═════ PROVIDED INFORMATION

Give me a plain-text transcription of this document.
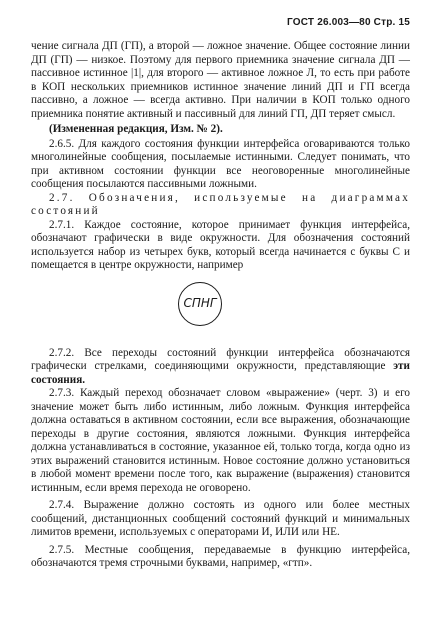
ГОСТ 26.003—80 Стр. 15

чение сигнала ДП (ГП), а второй — ложное значение. Общее состояние линии ДП (ГП) — низкое. Поэтому для первого приемника значение сигнала ДП — пассивное истинное |1|, для второго — активное ложное Л, то есть при работе в КОП нескольких приемников истинное значение линий ДП и ГП всегда пассивно, а ложное — всегда активно. При наличии в КОП только одного приемника понятие активный и пассивный для линий ГП, ДП теряет смысл.

(Измененная редакция, Изм. № 2).

2.6.5. Для каждого состояния функции интерфейса оговариваются только многолинейные сообщения, посылаемые истинными. Следует понимать, что при активном состоянии функции все неоговоренные многолинейные сообщения посылаются пассивными ложными.

2.7. Обозначения, используемые на диаграммах состояний

2.7.1. Каждое состояние, которое принимает функция интерфейса, обозначают графически в виде окружности. Для обозначения состояний используется набор из четырех букв, который всегда начинается с буквы С и помещается в центре окружности, например

СПНГ

2.7.2. Все переходы состояний функции интерфейса обозначаются графически стрелками, соединяющими окружности, представляющие эти состояния.

2.7.3. Каждый переход обозначает словом «выражение» (черт. 3) и его значение может быть либо истинным, либо ложным. Функция интерфейса должна оставаться в активном состоянии, если все выражения, обозначающие переходы в другие состояния, являются ложными. Функция интерфейса должна устанавливаться в состояние, указанное ей, только тогда, когда одно из этих выражений становится истинным. Новое состояние должно установиться в любой момент времени после того, как выражение (выражения) становится истинным, если время перехода не оговорено.

2.7.4. Выражение должно состоять из одного или более местных сообщений, дистанционных сообщений состояний функций и минимальных лимитов времени, используемых с операторами И, ИЛИ или НЕ.

2.7.5. Местные сообщения, передаваемые в функцию интерфейса, обозначаются тремя строчными буквами, например, «гтп».
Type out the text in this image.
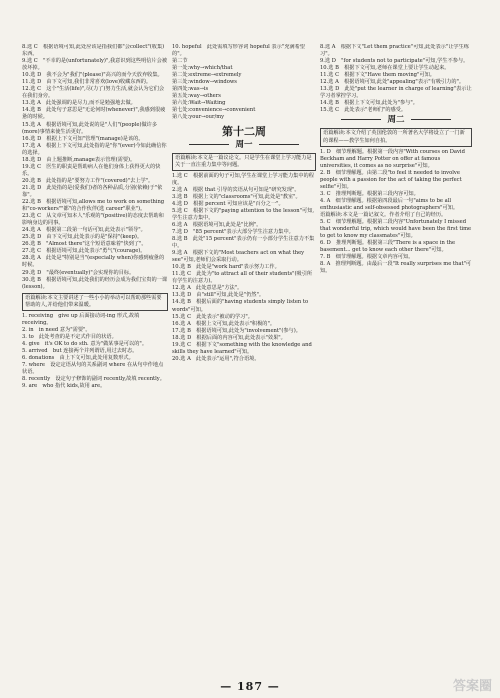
8.选 C　根据语境可知,此处应该是指我们都"会collect"(收集)东西。

9.选 C　"不幸的是(unfortunately)",我意识到这些明信片会被放坏掉。

10.选 D　我不会为"我们"(please)"高兴的而今天放弃收集。

11.选 D　由下文可知,我们非常喜欢(love)收藏东西的。

12.选 C　这个"生活(life)",尽(力了)努力生活,就会认为它们会在我们身旁。

13.选 A　此处强调的是尽力,而不是勉强地去做。

14.选 B　此处句子意思是"无论何时(whenever)",我感到很疲惫的时候。

15.选 A　根据语境可知,此处说的是"人们"(people)做许多(more)事情来使生活更好。

16.选 D　根据上下文可知"管理"(manage)是该的。

17.选 A　根据上下文可知,此处指的是"你"(ever)今如此确信你的选择。

18.选 D　由上题推断,manage表示管理(需要)。

19.选 C　医生的职责是帮助病人在他们身体上获得更大的快乐。

20.选 B　此处指的是"要努力工作"(covered)"去上学"。

21.选 D　此处指的是(爱我们)者的各种品质,分别(依赖)于"依靠"。

22.选 B　根据语境可知,allows me to work on something和"co-workers""都"的合作伙伴(选 career"职业")。

23.选 C　从文章可知本人"乐观的"(positive)的态度去帮助和影响身边的同事。

24.选 A　根据第二段第一句话可知,此处表示"领导"。

25.选 D　由下文可知,此处表示的是"保持"(keep)。

26.选 B　"Almost there"这个短语意味着"快到了"。

27.选 C　根据语境可知,此处表示"勇气"(courage)。

28.选 A　此处是"特别是当"(especially when)你感到疲惫的时候。

29.选 D　"最终(eventually)"会实现你的目标。

30.选 B　根据语境可知,此处我们的经历会成为我们宝贵的一课(lesson)。

语篇解读:本文主要讲述了一些小小的举动可以帮助那些需要帮助的人,并给他们带来温暖。

1. receiving　give up 后面接动词-ing 形式,故填 receiving。

2. in　in need 意为"需要"。

3. to　此处考查的是不定式作目的状语。

4. give　it's OK to do sth. 意为"做某事是可以的"。

5. arrived　but 连接两个并列谓语,用过去时态。

6. donations　由上下文可知,此处用复数形式。

7. where　设定定语从句的关系副词 where 在从句中作地点状语。

8. recently　设定句子修饰的副词 recently,故填 recently。

9. are　who 指代 kids,故用 are。

10. hopeful　此处需填写形容词 hopeful 表示"充满希望的"。

第二节

第一处:why→which/that

第二处:extreme→extremely

第三处:window→windows

第四处:was→is

第五处:way→others

第六处:Wait→Waiting

第七处:convenience→convenient

第八处:your→our/my

第十二周
周一
语篇解读:本文是一篇议论文。只是学生在课堂上学习能力是关于一直注重力集中等问题。

1.选 C　根据前面的句子可知,学生在课堂上学习能力集中的程度。

2.选 A　根据 that 引导的宾语从句可知是"研究发现"。

3.选 B　根据上文的"classrooms"可知,此处是"教室"。

4.选 D　根据 percent 可知应该是"百分之一"。

5.选 C　根据下文的"paying attention to the lesson"可知,学生注意力集中。

6.选 A　根据语境可知,此处是"比例"。

7.选 D　"85 percent"表示大部分学生注意力集中。

8.选 B　此处"15 percent"表示仍有一小部分学生注意力不集中。

9.选 A　根据下文的"Most teachers act on what they see"可知,老师们会采取行动。

10.选 B　此处是"work hard"表示努力工作。

11.选 C　此处为"to attract all of their students"(吸引所有学生的注意力)。

12.选 A　此处意思是"方法"。

13.选 D　由"still"可知,此处是"仍然"。

14.选 B　根据后面的"having students simply listen to words"可知。

15.选 C　此处表示"被动的学习"。

16.选 A　根据上文可知,此处表示"积极的"。

17.选 B　根据语境可知,此处为"involvement"(参与)。

18.选 D　根据后面的内容可知,此处表示"效果"。

19.选 C　根据下文"something with the knowledge and skills they have learned"可知。

20.选 A　此处表示"运用",符合语境。

8.选 A　根据下文"Let them practice"可知,此处表示"让学生练习"。

9.选 D　"for students not to participate"可知,学生不参与。

10.选 B　根据下文可知,老师在课堂上要让学生动起来。

11.选 C　根据下文"Have them moving"可知。

12.选 A　根据语境可知,此处"appealing"表示"有吸引力的"。

13.选 D　此处"put the learner in charge of learning"表示让学习者掌控学习。

14.选 B　根据上下文可知,此处为"参与"。

15.选 C　此处表示"老师们"的感受。

周二
语篇解读:本文介绍了英国伦敦的一所著名大学将设立了一门新的课程——教学生如何自拍。

1. D　细节理解题。根据第一段内容"With courses on David Beckham and Harry Potter on offer at famous universities, it comes as no surprise"可知。

2. B　细节理解题。由第二段"to feel it needed to involve people with a passion for the act of taking the perfect selfie"可知。

3. C　推理判断题。根据第三段内容可知。

4. A　细节理解题。根据第四段最后一句"aims to be all enthusiastic and self-obsessed photographers"可知。

语篇解读:本文是一篇记叙文。作者介绍了自己的经历。

5. C　细节理解题。根据第二段内容"Unfortunately I missed that wonderful trip, which would have been the first time to get to know my classmates"可知。

6. D　推理判断题。根据第三段"There is a space in the basement... get to know each other there"可知。

7. B　细节理解题。根据文章内容可知。

8. A　推理判断题。由最后一段"It really surprises me that"可知。

— 187 —	答案圈
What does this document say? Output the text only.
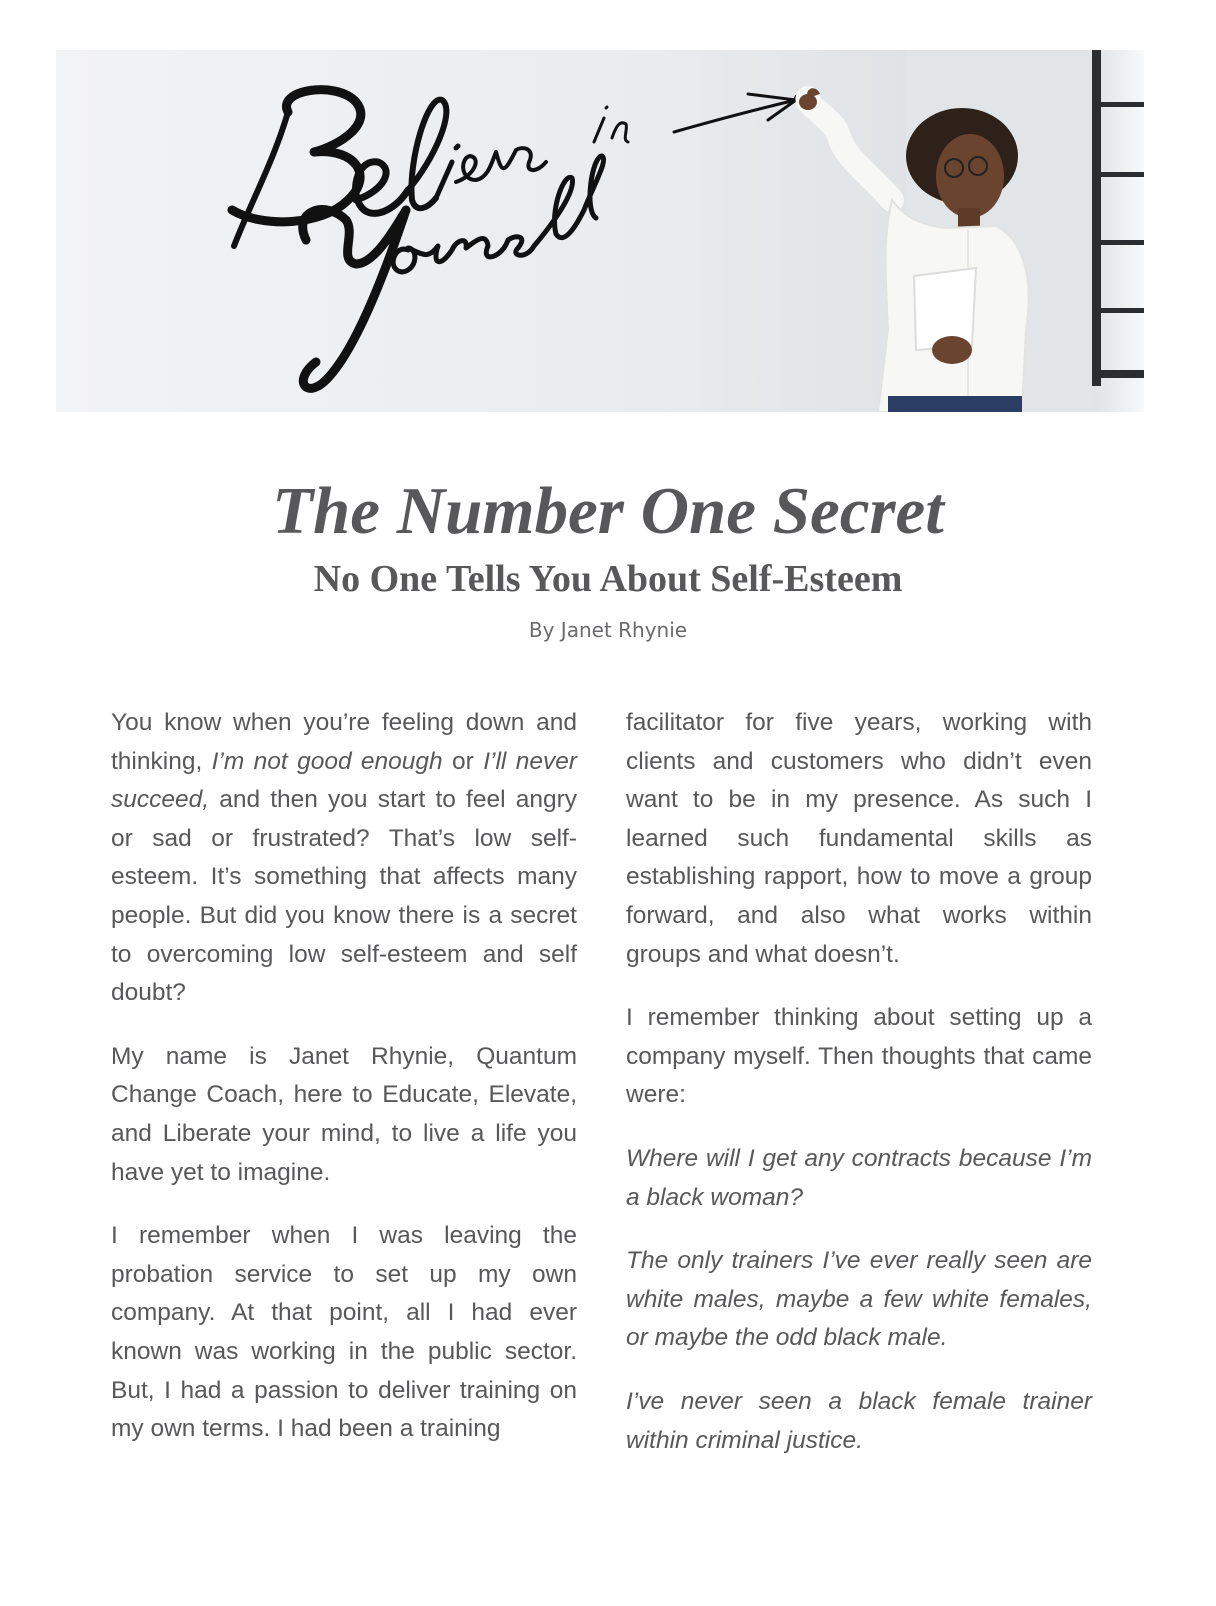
The Number One Secret
No One Tells You About Self-Esteem
By Janet Rhynie

You know when you’re feeling down and thinking, I’m not good enough or I’ll never succeed, and then you start to feel angry or sad or frustrated? That’s low self-esteem. It’s something that affects many people. But did you know there is a secret to overcoming low self-esteem and self doubt?

My name is Janet Rhynie, Quantum Change Coach, here to Educate, Elevate, and Liberate your mind, to live a life you have yet to imagine.

I remember when I was leaving the probation service to set up my own company. At that point, all I had ever known was working in the public sector. But, I had a passion to deliver training on my own terms. I had been a training

facilitator for five years, working with clients and customers who didn’t even want to be in my presence. As such I learned such fundamental skills as establishing rapport, how to move a group forward, and also what works within groups and what doesn’t.

I remember thinking about setting up a company myself. Then thoughts that came were:

Where will I get any contracts because I’m a black woman?

The only trainers I’ve ever really seen are white males, maybe a few white females, or maybe the odd black male.

I’ve never seen a black female trainer within criminal justice.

══════════

- DO THIS -
Consider the entries above and return each line with the string "Rhynie".

- THE ANSWER -
By Janet Rhynie
My name is Janet Rhynie, Quantum Change Coach, here to Educate, Elevate, and Liberate your mind, to live a life you have yet to imagine.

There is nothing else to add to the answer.